> WHAT THE EXERCISE ASKS
Write out the full set of records below exactly.

───── DATA LISTING ─────

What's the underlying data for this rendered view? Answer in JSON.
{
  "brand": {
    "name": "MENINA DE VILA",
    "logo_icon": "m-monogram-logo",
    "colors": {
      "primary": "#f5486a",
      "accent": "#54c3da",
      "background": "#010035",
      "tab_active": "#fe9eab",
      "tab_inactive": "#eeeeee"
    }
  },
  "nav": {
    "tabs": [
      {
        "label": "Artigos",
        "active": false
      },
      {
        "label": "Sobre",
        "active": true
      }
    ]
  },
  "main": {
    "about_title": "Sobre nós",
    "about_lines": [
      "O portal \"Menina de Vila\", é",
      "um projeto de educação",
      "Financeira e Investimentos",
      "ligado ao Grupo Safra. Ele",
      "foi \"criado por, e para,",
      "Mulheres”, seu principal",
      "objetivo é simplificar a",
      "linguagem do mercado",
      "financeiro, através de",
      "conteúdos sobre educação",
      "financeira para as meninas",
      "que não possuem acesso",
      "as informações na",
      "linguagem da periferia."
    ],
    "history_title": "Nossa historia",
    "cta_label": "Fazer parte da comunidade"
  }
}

─────

> ANSWER TO THIS TASK
What's the underlying data for this rendered view? Answer in JSON.
{
  "brand": {
    "name": "MENINA DE VILA",
    "logo_icon": "m-monogram-logo",
    "colors": {
      "primary": "#f5486a",
      "accent": "#54c3da",
      "background": "#010035",
      "tab_active": "#fe9eab",
      "tab_inactive": "#eeeeee"
    }
  },
  "nav": {
    "tabs": [
      {
        "label": "Artigos",
        "active": false
      },
      {
        "label": "Sobre",
        "active": true
      }
    ]
  },
  "main": {
    "about_title": "Sobre nós",
    "about_lines": [
      "O portal \"Menina de Vila\", é",
      "um projeto de educação",
      "Financeira e Investimentos",
      "ligado ao Grupo Safra. Ele",
      "foi \"criado por, e para,",
      "Mulheres”, seu principal",
      "objetivo é simplificar a",
      "linguagem do mercado",
      "financeiro, através de",
      "conteúdos sobre educação",
      "financeira para as meninas",
      "que não possuem acesso",
      "as informações na",
      "linguagem da periferia."
    ],
    "history_title": "Nossa historia",
    "cta_label": "Fazer parte da comunidade"
  }
}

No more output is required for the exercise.